• _Problem to solve_
Report each line of the data that has "apparaat" somewhere in it.
^^^^^^^^
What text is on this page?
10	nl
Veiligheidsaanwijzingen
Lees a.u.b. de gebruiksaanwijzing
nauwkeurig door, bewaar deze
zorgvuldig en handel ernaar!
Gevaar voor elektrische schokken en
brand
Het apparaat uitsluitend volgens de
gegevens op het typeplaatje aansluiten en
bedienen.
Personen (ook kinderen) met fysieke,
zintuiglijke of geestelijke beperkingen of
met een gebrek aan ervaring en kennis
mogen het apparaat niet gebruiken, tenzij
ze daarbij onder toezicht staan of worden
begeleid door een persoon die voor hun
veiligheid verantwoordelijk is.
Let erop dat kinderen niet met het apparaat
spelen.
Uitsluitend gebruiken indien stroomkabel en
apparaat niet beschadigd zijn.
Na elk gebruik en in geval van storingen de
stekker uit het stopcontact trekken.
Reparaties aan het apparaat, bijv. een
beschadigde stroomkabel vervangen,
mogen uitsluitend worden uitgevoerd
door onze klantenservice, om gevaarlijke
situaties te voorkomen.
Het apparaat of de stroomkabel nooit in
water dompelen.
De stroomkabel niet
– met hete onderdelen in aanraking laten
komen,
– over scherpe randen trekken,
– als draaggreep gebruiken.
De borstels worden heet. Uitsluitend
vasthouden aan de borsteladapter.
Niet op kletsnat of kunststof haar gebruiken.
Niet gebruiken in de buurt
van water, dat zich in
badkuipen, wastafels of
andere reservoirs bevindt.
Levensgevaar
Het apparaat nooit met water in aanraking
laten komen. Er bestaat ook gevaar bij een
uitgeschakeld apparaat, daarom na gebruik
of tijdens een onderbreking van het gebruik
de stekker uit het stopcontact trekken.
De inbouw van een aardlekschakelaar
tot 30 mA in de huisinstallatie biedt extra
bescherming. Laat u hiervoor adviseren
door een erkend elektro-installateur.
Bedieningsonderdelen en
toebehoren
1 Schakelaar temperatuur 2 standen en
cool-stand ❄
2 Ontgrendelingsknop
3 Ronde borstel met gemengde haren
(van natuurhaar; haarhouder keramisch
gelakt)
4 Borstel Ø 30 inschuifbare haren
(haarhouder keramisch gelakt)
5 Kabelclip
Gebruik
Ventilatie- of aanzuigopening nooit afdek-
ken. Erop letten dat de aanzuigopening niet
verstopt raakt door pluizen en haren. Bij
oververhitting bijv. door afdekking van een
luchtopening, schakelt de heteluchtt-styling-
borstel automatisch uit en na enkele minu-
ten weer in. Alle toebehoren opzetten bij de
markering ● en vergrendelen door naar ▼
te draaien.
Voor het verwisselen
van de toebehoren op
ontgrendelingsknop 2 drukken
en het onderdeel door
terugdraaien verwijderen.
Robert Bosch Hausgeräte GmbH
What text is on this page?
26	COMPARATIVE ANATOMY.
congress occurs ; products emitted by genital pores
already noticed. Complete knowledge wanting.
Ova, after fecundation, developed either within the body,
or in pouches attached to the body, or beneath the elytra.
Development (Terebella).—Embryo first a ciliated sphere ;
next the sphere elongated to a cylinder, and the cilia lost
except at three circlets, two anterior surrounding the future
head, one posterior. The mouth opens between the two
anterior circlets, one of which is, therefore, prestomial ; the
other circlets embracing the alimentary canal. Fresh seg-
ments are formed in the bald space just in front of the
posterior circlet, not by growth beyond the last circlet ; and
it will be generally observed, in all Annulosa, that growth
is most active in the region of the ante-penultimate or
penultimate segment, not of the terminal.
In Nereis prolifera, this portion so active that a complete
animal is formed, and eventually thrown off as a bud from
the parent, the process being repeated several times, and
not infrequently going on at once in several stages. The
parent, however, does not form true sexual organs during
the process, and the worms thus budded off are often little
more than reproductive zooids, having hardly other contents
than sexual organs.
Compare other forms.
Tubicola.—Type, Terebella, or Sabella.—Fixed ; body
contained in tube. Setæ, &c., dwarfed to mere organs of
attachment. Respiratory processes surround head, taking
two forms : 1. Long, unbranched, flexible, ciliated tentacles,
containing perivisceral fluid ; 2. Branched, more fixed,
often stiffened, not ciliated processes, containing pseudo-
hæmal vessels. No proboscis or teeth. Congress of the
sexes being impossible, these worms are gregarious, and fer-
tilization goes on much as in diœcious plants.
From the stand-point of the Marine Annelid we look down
^^^^^^^^
• _Result for this task_
Het apparaat uitsluitend volgens de
mogen het apparaat niet gebruiken, tenzij
Let erop dat kinderen niet met het apparaat
apparaat niet beschadigd zijn.
Reparaties aan het apparaat, bijv. een
Het apparaat of de stroomkabel nooit in
Het apparaat nooit met water in aanraking
uitgeschakeld apparaat, daarom na gebruik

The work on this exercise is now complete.